◆ Short problem
Wherever the word "Archive" appears in a line, extract that line.

>> Begin

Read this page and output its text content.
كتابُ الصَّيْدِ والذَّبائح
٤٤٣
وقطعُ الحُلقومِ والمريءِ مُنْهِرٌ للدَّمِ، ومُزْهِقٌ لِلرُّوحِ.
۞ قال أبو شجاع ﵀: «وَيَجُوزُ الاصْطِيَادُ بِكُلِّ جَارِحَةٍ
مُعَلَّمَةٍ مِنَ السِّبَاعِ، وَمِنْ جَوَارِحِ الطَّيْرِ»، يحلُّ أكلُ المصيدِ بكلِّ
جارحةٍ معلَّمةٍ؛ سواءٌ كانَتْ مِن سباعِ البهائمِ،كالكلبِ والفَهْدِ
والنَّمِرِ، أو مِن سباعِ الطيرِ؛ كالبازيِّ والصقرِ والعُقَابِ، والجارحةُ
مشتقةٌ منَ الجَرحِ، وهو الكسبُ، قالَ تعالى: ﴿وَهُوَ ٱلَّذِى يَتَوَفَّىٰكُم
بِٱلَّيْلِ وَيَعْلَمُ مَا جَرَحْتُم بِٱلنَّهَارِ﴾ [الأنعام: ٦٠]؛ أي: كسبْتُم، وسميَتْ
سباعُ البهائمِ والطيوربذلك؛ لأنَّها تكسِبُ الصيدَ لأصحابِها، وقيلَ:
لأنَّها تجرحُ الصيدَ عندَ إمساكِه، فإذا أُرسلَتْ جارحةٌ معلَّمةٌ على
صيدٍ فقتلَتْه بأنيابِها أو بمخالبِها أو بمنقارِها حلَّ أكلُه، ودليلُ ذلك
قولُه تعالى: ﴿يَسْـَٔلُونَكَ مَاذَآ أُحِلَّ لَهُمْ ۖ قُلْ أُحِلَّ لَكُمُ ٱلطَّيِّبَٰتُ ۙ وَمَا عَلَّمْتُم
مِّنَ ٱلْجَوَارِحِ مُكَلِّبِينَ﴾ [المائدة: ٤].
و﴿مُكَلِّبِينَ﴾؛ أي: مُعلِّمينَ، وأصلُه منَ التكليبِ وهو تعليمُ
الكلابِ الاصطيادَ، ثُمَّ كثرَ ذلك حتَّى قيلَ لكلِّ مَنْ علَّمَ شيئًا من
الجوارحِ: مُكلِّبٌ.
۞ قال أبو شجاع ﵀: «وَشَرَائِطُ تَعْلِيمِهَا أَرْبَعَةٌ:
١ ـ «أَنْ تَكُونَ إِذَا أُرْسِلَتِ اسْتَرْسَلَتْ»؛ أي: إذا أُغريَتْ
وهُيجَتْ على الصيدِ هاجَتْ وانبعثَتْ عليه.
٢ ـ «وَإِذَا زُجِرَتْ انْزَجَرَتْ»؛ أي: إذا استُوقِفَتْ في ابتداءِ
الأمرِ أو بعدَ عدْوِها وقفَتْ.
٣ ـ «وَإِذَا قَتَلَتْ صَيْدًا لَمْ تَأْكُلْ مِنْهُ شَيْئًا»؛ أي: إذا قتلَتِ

>> End
>> Begin

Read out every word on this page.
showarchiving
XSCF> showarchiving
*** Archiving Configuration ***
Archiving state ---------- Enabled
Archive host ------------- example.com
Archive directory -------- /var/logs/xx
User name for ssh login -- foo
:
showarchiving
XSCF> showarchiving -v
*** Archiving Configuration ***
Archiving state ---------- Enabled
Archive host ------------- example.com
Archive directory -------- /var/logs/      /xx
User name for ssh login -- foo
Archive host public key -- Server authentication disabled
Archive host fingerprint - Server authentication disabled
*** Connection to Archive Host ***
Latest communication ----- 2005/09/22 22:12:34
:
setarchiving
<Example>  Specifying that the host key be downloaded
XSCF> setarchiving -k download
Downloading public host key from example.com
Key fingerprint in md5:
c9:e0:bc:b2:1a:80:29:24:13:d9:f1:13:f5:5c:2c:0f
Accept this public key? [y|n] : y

>> End

◆ Response to this exercise
Archive host ------------- example.com
Archive directory -------- /var/logs/xx
Archive host ------------- example.com
Archive directory -------- /var/logs/      /xx
Archive host public key -- Server authentication disabled
Archive host fingerprint - Server authentication disabled
*** Connection to Archive Host ***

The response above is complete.